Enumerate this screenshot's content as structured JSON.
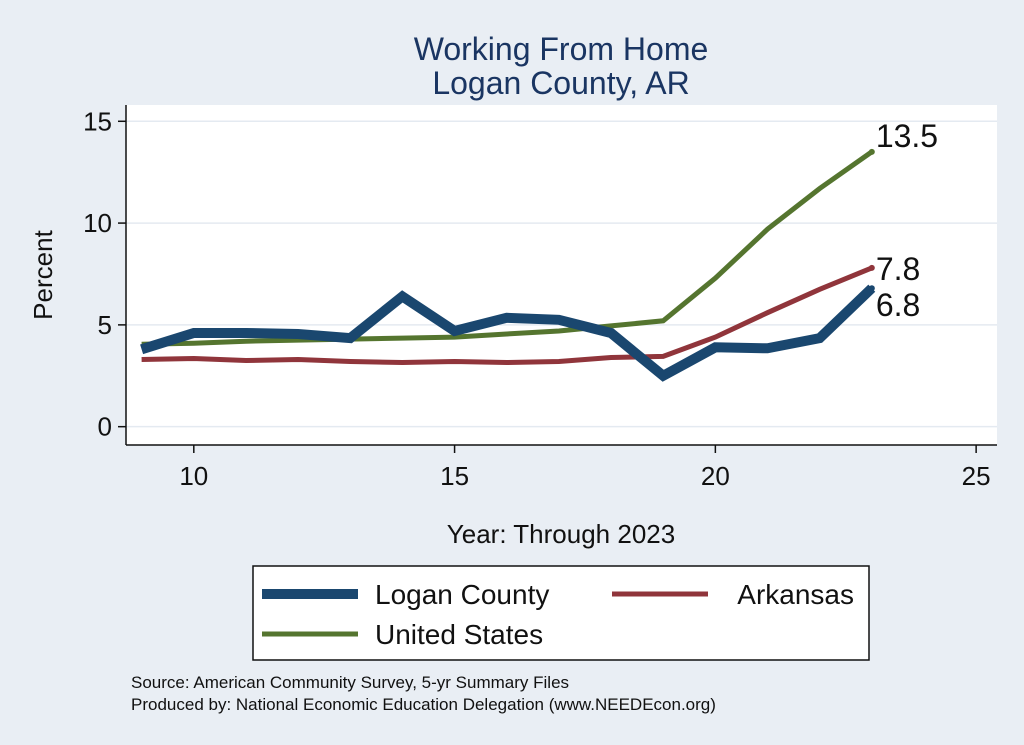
{
  "chart_data": {
    "type": "line",
    "title": "Working From Home",
    "subtitle": "Logan County, AR",
    "xlabel": "Year: Through 2023",
    "ylabel": "Percent",
    "xlim": [
      8.7,
      25.4
    ],
    "ylim": [
      -0.9,
      15.8
    ],
    "xticks": [
      10,
      15,
      20,
      25
    ],
    "yticks": [
      0,
      5,
      10,
      15
    ],
    "grid": true,
    "legend_position": "bottom",
    "x": [
      9,
      10,
      11,
      12,
      13,
      14,
      15,
      16,
      17,
      18,
      19,
      20,
      21,
      22,
      23
    ],
    "series": [
      {
        "name": "Logan County",
        "color": "#1a476f",
        "values": [
          3.8,
          4.6,
          4.6,
          4.55,
          4.35,
          6.4,
          4.7,
          5.35,
          5.25,
          4.6,
          2.5,
          3.9,
          3.85,
          4.35,
          6.8
        ],
        "end_label": "6.8"
      },
      {
        "name": "Arkansas",
        "color": "#90353b",
        "values": [
          3.3,
          3.35,
          3.25,
          3.3,
          3.2,
          3.15,
          3.2,
          3.15,
          3.2,
          3.4,
          3.45,
          4.4,
          5.6,
          6.75,
          7.8
        ],
        "end_label": "7.8"
      },
      {
        "name": "United States",
        "color": "#55752f",
        "values": [
          4.05,
          4.1,
          4.2,
          4.25,
          4.3,
          4.35,
          4.4,
          4.55,
          4.7,
          4.95,
          5.2,
          7.3,
          9.7,
          11.7,
          13.5
        ],
        "end_label": "13.5"
      }
    ],
    "source_lines": [
      "Source: American Community Survey, 5-yr Summary Files",
      "Produced by: National Economic Education Delegation (www.NEEDEcon.org)"
    ]
  }
}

### WHAT NEEDS TO BE DONE:
Copy every line of the records above that holds the word "color".

### RESULT:
        "color": "#1a476f",
        "color": "#90353b",
        "color": "#55752f",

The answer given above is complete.